* start DATASET CONTENT *

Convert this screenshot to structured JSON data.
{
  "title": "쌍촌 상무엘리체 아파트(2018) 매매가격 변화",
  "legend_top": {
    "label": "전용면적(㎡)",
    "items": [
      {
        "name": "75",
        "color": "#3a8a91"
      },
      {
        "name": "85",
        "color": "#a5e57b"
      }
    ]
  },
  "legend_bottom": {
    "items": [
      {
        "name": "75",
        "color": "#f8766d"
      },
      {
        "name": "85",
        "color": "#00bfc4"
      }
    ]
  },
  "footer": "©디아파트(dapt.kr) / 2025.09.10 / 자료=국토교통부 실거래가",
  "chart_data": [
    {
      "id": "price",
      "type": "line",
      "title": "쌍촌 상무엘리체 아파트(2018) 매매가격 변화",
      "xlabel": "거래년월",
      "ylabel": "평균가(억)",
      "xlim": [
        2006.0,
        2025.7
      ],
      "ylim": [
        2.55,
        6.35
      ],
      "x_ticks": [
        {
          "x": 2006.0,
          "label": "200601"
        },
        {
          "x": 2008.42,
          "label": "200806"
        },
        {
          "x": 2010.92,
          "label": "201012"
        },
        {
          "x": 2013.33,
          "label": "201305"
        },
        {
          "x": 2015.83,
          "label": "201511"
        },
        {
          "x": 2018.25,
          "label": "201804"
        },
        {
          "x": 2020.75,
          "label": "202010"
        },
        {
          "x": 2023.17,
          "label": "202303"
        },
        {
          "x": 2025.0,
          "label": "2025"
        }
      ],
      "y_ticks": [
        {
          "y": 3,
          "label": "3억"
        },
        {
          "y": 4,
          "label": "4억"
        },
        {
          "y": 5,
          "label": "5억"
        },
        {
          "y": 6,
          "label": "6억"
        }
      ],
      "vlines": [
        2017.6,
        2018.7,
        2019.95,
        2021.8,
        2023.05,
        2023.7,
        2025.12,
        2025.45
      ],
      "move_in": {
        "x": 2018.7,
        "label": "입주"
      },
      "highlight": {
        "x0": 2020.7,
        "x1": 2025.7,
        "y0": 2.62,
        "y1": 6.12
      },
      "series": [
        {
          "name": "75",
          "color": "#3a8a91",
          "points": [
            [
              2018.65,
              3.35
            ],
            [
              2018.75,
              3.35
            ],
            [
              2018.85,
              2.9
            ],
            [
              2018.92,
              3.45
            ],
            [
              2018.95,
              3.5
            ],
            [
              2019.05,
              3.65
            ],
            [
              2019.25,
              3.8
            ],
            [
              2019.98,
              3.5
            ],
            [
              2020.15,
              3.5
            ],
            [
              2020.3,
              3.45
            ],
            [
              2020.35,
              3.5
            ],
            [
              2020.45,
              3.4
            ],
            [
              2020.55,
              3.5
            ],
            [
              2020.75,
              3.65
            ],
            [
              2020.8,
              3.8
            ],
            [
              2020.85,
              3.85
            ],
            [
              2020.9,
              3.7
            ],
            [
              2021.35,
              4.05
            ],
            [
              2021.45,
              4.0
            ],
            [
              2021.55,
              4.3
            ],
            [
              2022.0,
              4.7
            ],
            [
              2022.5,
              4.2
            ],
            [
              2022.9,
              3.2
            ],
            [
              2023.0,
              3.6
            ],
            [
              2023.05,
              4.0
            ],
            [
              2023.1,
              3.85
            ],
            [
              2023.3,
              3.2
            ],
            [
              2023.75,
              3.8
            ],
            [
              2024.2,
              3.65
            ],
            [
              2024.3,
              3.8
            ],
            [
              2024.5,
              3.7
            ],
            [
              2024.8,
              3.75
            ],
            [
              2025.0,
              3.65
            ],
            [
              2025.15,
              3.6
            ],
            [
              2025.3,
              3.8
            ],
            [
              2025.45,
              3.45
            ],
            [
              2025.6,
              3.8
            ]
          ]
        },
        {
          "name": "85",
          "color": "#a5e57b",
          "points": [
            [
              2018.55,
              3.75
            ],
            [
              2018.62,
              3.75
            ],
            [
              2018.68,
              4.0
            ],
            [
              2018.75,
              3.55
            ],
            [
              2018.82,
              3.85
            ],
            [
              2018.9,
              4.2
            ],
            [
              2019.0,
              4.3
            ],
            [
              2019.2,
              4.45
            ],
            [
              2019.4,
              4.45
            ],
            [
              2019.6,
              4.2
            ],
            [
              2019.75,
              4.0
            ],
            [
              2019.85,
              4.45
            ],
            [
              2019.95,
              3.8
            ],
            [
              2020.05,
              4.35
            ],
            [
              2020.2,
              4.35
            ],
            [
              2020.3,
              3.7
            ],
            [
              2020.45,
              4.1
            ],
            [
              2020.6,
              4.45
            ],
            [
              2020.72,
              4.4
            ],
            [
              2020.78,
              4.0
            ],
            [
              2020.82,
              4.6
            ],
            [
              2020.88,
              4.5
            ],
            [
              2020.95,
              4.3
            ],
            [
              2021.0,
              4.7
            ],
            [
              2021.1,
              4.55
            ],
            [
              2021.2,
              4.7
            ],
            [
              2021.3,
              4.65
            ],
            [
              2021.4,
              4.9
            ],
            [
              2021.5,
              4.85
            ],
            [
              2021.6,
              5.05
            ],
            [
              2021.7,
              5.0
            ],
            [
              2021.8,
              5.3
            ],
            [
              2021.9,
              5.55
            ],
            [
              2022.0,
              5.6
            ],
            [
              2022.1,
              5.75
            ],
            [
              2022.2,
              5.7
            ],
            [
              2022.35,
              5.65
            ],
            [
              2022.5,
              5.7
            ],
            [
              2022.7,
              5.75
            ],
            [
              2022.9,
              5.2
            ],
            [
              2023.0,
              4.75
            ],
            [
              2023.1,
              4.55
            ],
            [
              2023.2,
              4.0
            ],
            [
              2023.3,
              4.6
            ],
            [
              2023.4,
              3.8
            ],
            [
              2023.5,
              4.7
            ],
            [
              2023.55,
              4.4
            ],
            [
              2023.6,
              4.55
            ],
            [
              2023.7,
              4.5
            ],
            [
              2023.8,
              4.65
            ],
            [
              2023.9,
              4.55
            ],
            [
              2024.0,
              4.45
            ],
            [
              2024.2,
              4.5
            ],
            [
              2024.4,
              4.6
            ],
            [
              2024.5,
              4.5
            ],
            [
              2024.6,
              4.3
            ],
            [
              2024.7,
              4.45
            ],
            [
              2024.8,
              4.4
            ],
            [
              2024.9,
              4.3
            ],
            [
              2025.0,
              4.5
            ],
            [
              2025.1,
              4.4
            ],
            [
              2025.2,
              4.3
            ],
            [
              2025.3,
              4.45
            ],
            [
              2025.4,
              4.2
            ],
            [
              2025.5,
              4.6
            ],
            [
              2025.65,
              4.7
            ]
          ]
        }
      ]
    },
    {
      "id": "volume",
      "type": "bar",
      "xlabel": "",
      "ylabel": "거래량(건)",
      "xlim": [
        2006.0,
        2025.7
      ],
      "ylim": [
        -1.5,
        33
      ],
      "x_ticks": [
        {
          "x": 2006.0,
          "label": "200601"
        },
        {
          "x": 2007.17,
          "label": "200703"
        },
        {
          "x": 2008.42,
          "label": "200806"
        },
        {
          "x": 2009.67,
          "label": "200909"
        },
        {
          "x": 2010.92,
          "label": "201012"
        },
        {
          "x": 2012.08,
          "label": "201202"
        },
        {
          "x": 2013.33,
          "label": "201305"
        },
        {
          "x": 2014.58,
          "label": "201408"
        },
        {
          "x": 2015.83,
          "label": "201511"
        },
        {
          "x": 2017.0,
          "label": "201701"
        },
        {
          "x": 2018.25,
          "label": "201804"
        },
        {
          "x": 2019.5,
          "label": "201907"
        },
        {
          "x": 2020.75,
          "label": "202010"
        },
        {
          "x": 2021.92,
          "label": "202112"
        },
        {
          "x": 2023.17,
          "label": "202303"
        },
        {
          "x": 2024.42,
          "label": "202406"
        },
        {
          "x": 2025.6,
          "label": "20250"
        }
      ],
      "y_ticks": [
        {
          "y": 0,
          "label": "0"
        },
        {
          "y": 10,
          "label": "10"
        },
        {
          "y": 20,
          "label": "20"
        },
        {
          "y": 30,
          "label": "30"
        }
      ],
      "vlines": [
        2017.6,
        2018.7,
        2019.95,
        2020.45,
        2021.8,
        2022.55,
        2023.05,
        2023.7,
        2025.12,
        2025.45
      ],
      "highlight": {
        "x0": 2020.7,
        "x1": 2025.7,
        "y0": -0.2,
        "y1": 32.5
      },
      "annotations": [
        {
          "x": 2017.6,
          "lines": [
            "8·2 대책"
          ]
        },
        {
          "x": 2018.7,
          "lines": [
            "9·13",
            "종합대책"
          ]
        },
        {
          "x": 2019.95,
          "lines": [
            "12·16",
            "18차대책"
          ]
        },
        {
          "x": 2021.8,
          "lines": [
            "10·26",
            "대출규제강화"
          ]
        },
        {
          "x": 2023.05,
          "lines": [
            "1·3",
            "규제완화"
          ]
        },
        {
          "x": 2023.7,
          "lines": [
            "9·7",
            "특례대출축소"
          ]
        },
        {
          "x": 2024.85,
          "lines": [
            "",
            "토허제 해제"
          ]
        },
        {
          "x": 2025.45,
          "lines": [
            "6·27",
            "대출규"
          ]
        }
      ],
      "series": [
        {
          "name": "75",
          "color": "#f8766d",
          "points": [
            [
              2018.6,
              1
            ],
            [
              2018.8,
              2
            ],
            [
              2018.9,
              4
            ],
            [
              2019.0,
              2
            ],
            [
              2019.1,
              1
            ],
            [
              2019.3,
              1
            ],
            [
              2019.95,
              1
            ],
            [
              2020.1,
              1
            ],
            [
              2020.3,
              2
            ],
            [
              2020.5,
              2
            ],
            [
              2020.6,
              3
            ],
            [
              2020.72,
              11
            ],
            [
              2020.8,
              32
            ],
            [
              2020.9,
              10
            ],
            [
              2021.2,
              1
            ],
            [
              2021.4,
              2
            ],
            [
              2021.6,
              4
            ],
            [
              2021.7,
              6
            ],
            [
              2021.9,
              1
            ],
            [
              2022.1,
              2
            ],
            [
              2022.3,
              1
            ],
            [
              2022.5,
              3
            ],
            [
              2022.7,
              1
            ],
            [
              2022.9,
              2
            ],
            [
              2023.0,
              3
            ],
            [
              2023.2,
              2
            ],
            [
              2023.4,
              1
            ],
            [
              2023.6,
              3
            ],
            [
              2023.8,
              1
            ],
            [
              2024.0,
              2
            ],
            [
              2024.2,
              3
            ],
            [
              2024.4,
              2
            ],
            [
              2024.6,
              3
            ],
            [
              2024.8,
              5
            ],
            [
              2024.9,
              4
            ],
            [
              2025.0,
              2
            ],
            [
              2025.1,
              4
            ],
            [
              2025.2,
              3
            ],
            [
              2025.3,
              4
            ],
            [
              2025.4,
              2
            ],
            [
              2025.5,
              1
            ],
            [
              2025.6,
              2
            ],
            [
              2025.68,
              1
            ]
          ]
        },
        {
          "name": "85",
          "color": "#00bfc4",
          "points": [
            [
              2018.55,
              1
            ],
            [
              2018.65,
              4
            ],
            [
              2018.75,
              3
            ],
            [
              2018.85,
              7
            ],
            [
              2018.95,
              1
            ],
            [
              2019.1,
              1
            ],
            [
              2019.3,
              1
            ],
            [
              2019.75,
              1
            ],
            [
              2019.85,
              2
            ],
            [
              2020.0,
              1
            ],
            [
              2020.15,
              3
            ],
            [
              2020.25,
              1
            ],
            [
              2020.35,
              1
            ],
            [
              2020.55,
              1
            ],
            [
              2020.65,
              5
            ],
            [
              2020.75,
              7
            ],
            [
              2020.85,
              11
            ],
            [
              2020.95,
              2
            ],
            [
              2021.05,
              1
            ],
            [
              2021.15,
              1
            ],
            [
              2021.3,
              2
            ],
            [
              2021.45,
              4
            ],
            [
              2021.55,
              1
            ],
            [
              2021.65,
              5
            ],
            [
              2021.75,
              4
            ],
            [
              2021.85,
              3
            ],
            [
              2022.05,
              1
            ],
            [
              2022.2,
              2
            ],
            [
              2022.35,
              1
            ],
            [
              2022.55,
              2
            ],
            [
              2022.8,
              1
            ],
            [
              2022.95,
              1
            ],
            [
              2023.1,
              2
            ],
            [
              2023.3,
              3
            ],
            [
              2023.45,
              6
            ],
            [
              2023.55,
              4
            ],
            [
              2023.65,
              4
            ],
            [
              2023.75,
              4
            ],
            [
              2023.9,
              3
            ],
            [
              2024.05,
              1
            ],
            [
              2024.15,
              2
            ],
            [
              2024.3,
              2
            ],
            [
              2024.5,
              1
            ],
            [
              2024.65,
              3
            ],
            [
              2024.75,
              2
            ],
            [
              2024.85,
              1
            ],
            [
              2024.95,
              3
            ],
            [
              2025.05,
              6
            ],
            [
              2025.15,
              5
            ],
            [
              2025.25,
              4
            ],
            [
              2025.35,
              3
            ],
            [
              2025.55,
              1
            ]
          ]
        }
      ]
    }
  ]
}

* end DATASET CONTENT *

> [OBJECTIVE]
Where a line above includes "title", copy that line.

> [SOLUTION FOR THIS EXERCISE]
  "title": "쌍촌 상무엘리체 아파트(2018) 매매가격 변화",
      "title": "쌍촌 상무엘리체 아파트(2018) 매매가격 변화",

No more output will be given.